WHAT TO WORK ON: From the entries, copy each line that includes "Treatment".

Data extracted from a collection
^^^^^^^^^^^^^^^^
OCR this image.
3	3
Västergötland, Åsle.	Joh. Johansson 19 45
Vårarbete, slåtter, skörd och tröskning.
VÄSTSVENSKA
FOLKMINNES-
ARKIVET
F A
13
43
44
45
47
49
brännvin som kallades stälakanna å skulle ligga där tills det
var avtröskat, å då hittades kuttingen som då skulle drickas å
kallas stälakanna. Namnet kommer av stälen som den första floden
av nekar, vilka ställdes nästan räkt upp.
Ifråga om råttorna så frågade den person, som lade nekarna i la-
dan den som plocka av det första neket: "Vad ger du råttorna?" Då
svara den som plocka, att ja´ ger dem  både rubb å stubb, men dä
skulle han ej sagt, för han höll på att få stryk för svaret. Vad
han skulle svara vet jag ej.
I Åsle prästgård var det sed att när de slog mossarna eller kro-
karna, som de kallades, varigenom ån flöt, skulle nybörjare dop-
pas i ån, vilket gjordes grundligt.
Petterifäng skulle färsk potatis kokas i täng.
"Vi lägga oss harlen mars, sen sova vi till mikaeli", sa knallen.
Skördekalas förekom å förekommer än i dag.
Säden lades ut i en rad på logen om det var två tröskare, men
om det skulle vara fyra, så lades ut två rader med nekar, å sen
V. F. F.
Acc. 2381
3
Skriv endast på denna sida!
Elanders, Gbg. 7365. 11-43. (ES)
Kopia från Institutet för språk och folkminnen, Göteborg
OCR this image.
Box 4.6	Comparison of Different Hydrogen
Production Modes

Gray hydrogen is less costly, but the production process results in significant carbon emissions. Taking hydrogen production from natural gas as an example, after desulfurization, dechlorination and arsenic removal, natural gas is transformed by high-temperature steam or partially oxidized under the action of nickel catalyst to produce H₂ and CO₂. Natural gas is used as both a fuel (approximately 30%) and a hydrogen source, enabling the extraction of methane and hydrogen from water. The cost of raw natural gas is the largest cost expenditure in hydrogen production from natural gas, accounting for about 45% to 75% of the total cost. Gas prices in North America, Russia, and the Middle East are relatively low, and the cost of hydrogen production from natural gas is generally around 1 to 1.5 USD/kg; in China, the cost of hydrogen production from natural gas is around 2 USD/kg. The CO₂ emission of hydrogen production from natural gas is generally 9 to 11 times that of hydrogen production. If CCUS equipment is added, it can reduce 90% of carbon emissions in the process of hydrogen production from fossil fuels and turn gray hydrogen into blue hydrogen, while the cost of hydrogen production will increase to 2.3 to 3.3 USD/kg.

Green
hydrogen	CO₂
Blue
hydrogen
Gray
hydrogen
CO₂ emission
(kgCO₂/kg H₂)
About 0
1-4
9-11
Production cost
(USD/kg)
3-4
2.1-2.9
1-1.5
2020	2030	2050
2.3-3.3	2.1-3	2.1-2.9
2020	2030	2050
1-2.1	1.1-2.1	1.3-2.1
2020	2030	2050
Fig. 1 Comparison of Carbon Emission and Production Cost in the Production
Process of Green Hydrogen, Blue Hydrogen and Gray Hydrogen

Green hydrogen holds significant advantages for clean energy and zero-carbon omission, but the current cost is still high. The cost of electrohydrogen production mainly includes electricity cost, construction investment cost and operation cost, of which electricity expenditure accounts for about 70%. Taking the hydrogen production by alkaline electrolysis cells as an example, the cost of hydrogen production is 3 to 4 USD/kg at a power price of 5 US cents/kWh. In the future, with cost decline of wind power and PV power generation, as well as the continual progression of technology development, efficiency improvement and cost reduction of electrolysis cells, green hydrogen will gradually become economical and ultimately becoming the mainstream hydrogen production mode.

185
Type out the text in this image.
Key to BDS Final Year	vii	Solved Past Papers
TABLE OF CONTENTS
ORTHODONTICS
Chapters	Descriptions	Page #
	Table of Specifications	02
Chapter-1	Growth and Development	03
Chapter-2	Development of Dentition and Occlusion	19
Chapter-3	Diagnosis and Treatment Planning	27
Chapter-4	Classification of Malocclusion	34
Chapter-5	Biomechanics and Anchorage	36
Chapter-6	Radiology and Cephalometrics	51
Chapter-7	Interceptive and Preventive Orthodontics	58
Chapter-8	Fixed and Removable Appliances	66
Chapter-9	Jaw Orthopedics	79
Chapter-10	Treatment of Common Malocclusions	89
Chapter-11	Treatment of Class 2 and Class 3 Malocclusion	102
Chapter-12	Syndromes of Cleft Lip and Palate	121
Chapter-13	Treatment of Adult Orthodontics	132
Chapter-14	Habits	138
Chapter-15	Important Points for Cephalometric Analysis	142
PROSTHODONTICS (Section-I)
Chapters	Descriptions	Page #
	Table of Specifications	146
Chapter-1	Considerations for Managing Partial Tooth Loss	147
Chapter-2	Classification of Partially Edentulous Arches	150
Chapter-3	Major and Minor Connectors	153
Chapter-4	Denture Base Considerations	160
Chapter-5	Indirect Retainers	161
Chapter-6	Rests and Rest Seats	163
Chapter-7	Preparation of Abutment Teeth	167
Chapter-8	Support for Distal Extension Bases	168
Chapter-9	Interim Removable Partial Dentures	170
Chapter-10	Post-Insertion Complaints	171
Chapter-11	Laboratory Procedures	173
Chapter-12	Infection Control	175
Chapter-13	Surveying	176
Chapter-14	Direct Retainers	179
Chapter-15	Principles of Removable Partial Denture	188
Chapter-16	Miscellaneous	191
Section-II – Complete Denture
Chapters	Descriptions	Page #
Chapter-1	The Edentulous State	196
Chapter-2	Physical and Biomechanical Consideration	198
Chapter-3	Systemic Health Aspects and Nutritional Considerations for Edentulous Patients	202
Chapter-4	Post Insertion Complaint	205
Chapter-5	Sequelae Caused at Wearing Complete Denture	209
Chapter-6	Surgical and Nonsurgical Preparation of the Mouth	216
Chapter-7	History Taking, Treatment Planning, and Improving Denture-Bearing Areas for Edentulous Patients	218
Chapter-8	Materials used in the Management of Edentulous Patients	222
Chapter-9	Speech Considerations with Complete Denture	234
^^^^^^^^^^^^^^^^
RESPONSE TO THIS TASK:
Chapter-3	Diagnosis and Treatment Planning	27
Chapter-10	Treatment of Common Malocclusions	89
Chapter-11	Treatment of Class 2 and Class 3 Malocclusion	102
Chapter-13	Treatment of Adult Orthodontics	132
Chapter-7	History Taking, Treatment Planning, and Improving Denture-Bearing Areas for Edentulous Patients	218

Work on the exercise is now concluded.